Work to be completed:
Go through the listing below and list every line with "What".

Records:
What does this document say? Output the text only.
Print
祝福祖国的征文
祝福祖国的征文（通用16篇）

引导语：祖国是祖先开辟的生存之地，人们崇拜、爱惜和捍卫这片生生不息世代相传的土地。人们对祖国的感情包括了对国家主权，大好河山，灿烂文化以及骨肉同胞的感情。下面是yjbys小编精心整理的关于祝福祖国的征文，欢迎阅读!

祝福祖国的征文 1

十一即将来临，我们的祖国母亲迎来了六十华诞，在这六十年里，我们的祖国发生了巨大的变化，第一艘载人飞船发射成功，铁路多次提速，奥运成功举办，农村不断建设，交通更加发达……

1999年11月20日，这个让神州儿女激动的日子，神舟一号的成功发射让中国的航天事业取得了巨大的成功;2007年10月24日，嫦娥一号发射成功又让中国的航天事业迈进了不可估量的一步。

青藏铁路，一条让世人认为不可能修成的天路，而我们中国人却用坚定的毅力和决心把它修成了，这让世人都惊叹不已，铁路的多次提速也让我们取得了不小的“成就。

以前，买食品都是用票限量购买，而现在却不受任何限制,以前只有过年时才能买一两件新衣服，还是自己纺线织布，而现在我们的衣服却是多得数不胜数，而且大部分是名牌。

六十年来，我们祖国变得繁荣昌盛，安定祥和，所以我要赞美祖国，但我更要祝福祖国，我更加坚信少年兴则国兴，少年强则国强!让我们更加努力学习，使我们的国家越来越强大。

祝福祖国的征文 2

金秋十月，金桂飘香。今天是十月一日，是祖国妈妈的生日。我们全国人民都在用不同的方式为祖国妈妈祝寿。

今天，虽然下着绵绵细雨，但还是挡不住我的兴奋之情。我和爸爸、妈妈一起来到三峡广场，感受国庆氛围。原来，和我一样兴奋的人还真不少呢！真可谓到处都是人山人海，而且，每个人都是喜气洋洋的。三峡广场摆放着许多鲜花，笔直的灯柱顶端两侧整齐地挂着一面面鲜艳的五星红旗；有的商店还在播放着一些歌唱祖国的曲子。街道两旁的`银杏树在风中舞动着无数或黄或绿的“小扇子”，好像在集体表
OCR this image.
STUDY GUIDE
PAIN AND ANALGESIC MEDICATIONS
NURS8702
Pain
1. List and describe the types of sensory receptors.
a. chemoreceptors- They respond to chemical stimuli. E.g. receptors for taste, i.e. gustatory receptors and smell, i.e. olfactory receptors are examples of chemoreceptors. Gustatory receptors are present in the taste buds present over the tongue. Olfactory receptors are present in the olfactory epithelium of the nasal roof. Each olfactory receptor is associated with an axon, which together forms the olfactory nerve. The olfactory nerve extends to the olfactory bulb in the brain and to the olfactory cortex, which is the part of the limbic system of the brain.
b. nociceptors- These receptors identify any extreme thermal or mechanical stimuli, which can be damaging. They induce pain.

...

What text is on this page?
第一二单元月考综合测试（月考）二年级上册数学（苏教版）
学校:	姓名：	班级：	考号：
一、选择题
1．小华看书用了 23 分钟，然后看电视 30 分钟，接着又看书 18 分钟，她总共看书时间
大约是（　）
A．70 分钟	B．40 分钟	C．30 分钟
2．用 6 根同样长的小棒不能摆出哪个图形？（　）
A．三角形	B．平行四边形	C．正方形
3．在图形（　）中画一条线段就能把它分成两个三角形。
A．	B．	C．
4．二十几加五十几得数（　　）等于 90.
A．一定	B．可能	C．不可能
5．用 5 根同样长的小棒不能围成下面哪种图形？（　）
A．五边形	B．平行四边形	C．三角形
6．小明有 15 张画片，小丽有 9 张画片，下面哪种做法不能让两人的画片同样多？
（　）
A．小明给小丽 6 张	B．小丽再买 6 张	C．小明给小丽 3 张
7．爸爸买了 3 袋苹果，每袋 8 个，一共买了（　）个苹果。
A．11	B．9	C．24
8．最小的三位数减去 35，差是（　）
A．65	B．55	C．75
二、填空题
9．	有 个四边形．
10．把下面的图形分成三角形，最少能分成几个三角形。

Solution to the exercise:
What does this document say? Output the text only.
What text is on this page?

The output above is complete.